**Extracted text**
--
But there were no indications they'd ensured the votes needed even to start debating the party's legislative keystone, a bill scuttling and supplanting President Barack Obama's health-care law.

"Dealing with this issue is what's right for the country," said Majority Leader Mitch McConnell, R-Ky.

He added, "It was certainly never going to be easy, but we've come a long way, and I look forward to continuing our work together to finally bring relief."

As leaders tested revisions that might attract GOP votes, others began comparing the process with the trade-offs they scorned seven years ago as top Democrats pushed Obama's overhaul.

"It's almost becoming a bidding process -- let's throw $50 billion here, let's throw $100 billion there," said Sen. Bob Corker, R-Tenn. "It's making me uncomfortable right now. It's beginning to feel a lot like how Obamacare came together."
--
**Material provided**

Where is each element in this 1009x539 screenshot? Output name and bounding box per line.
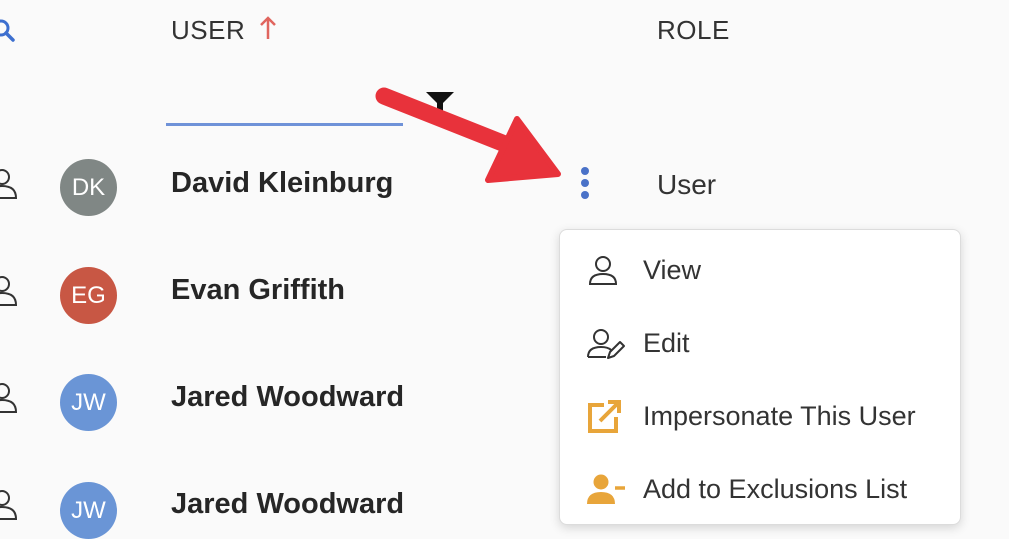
--
**Exercise instructions**
1. In the news excerpt about the Senate Republican health-care bill, which senator compared the process to a bidding process?
2. Carry the news excerpt about the Senate Republican health-care bill forward from its final sentence.

**Final answers**
1. Sen. Bob Corker, R-Tenn.

2.
In a blow, the Congressional Budget Office said McConnell's latest bill would produce 22 million additional uninsured people by 2026 and drive up premiums for many older Americans.

Congress' nonpartisan fiscal analyst also said it would boost typical deductibles -- the money people must pay before insurers cover costs -- for single people to $13,000 that year, well above the $5,000 they'd be expected to pay under Obama's statute.

That dire outlook resembled one the office released last month on McConnell's initial bill, which the leader had to withdraw as Republicans rebelled against it.